## MATERIAL PROVIDED

>> BEGIN

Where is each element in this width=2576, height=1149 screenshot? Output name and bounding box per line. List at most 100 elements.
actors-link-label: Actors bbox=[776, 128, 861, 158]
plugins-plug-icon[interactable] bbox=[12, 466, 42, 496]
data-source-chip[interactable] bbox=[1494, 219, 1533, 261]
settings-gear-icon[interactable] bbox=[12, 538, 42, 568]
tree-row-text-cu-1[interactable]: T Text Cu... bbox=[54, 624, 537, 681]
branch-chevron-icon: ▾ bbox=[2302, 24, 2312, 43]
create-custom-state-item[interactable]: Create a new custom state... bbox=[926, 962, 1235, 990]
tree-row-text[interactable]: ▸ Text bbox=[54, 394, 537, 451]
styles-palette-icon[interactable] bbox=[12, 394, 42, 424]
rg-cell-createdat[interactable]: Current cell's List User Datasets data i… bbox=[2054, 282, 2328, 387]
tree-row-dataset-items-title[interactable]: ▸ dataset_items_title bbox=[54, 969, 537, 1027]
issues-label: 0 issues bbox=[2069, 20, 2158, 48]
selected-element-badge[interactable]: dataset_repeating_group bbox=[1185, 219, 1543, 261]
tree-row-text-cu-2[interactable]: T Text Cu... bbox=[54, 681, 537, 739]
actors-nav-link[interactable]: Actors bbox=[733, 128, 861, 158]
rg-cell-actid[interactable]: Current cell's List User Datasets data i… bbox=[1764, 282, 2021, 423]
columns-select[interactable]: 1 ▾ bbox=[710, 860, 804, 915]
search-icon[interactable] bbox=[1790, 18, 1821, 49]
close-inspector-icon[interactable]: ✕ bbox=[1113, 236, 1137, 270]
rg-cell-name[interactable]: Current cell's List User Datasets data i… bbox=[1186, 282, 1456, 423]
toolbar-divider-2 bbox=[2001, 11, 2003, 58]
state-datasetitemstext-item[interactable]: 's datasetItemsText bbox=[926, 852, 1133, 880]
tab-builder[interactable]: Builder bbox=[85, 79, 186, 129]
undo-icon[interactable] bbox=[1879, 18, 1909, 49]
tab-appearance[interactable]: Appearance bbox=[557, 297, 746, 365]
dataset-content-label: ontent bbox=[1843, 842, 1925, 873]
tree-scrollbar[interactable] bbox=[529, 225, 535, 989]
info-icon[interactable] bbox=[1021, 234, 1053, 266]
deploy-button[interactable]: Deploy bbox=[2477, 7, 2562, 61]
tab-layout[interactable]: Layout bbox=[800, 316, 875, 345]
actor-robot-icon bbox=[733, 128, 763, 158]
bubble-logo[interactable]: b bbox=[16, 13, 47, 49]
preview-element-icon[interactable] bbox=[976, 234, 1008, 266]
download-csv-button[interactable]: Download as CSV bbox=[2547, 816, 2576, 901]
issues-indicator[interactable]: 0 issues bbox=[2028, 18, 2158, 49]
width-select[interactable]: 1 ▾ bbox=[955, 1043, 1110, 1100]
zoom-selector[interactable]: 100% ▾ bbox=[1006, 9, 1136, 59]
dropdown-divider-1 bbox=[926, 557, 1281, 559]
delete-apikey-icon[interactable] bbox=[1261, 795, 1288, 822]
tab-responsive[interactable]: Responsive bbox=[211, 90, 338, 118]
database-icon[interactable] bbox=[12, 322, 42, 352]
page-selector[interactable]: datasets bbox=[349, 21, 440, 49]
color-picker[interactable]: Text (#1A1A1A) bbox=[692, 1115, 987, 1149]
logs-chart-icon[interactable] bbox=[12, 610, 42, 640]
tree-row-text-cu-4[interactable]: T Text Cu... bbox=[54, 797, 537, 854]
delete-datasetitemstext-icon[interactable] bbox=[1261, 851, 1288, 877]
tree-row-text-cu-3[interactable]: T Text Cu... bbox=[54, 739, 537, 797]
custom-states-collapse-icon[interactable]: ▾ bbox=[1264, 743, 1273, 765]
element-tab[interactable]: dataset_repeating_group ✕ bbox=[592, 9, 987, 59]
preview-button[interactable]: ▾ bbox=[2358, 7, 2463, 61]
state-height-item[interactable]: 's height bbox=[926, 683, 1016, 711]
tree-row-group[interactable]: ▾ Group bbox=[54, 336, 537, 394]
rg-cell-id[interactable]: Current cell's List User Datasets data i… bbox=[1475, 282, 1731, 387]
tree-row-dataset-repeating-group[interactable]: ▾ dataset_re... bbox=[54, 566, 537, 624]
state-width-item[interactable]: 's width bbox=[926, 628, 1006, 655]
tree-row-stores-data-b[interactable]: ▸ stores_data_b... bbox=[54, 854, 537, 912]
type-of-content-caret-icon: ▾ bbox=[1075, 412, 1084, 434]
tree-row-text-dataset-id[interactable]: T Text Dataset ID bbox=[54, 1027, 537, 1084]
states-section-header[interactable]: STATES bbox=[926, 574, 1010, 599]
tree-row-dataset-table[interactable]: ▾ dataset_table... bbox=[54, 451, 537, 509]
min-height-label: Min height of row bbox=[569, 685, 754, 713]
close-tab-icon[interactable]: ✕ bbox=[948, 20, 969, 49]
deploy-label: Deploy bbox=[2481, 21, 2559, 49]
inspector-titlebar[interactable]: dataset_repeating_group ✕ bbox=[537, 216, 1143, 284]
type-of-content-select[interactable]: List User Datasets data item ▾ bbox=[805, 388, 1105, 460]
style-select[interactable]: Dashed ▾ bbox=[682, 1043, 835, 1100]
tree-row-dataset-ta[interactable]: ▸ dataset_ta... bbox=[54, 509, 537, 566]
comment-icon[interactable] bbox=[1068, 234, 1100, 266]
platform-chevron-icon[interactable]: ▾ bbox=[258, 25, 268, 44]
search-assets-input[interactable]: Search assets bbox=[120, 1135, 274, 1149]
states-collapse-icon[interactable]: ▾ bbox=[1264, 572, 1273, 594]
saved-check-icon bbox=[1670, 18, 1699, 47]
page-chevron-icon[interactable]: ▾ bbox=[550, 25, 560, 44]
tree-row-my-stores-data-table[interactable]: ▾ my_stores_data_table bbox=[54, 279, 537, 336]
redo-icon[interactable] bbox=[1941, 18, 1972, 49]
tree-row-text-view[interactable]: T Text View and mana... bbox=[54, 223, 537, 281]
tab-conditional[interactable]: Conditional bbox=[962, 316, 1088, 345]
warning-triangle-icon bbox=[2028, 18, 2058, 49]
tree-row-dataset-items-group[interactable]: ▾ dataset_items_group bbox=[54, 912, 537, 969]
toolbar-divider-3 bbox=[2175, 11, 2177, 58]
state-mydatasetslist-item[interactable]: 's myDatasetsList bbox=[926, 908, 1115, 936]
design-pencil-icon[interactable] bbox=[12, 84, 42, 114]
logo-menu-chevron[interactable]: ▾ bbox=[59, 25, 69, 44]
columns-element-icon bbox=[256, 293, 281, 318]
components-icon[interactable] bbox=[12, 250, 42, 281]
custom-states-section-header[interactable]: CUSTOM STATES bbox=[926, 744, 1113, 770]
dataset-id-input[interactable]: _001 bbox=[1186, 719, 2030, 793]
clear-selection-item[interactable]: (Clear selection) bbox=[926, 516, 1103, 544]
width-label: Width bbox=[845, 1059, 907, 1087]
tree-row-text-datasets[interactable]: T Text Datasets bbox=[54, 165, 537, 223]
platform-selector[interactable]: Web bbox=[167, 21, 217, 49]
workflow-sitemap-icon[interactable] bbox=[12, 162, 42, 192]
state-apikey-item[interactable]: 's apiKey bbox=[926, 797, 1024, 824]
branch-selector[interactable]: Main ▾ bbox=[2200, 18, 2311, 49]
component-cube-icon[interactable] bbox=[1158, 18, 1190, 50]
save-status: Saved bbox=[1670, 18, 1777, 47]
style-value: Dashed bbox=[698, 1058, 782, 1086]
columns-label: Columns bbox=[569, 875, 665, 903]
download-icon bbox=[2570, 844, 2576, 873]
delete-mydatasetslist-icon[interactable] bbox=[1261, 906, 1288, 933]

>> END

## GIVEN REQUEST
Find each line in the records above that contains the word "preview", and copy every one of those lines in full.

## ANSWER
preview-element-icon[interactable] bbox=[976, 234, 1008, 266]
preview-button[interactable]: ▾ bbox=[2358, 7, 2463, 61]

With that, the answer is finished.